--- Start of Records provided ---
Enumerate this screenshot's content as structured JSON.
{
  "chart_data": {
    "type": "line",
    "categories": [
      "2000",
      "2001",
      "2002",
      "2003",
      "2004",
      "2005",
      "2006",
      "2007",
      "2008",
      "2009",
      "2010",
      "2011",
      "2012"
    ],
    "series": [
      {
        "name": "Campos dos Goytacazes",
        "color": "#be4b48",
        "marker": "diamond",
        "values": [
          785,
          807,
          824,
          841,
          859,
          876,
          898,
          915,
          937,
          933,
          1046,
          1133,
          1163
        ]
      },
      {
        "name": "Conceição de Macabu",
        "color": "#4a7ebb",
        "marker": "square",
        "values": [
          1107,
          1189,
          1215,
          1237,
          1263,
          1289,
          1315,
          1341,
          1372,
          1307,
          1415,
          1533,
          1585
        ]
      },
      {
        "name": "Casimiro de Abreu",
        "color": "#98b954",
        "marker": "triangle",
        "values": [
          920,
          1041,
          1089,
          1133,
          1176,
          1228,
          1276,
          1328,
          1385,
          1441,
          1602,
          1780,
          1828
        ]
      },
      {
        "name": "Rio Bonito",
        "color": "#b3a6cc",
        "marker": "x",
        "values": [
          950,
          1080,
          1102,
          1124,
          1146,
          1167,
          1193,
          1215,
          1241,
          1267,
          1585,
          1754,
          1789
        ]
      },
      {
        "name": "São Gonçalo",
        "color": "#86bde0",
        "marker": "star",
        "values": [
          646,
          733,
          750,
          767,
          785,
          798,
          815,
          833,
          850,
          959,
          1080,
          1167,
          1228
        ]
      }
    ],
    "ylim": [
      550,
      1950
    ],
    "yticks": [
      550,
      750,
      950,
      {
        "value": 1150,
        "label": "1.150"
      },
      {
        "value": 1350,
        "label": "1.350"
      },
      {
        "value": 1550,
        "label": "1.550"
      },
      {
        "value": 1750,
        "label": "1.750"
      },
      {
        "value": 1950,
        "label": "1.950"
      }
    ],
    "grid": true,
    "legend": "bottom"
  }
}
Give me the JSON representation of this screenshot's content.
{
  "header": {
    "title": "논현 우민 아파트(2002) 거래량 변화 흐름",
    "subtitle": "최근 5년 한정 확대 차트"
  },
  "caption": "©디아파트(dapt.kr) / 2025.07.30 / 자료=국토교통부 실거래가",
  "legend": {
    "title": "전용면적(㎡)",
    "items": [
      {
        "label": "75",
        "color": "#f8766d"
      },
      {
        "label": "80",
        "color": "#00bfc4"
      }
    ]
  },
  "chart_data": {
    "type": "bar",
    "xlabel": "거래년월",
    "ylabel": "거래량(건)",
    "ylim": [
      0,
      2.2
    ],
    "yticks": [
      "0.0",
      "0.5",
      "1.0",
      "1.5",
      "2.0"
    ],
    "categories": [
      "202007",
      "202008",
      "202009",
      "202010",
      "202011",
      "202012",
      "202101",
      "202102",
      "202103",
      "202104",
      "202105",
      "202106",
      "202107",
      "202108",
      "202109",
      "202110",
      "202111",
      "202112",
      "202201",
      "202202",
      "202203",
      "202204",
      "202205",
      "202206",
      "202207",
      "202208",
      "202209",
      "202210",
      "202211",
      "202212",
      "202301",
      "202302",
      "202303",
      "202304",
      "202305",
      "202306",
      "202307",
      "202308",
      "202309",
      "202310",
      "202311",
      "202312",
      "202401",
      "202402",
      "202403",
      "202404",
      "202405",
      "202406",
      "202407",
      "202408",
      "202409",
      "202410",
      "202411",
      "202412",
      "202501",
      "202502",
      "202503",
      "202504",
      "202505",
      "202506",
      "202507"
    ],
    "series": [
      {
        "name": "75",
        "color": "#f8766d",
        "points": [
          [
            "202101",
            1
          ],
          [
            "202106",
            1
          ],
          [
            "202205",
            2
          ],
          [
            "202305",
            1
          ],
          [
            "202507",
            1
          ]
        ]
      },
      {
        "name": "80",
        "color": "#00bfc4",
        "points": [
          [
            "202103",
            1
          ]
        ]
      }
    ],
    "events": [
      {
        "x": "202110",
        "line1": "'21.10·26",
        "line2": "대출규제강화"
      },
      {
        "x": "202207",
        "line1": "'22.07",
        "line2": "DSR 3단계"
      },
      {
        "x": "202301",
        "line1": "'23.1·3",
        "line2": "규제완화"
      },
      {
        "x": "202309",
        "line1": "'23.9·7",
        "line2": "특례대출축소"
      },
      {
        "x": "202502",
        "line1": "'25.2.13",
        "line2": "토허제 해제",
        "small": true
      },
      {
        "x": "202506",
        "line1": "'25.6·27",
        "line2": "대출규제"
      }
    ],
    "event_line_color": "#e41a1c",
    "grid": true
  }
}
--- End of Records provided ---
* Do this: Return all lines containing "JSON".

* Output of the exercise:
Enumerate this screenshot's content as structured JSON.
Give me the JSON representation of this screenshot's content.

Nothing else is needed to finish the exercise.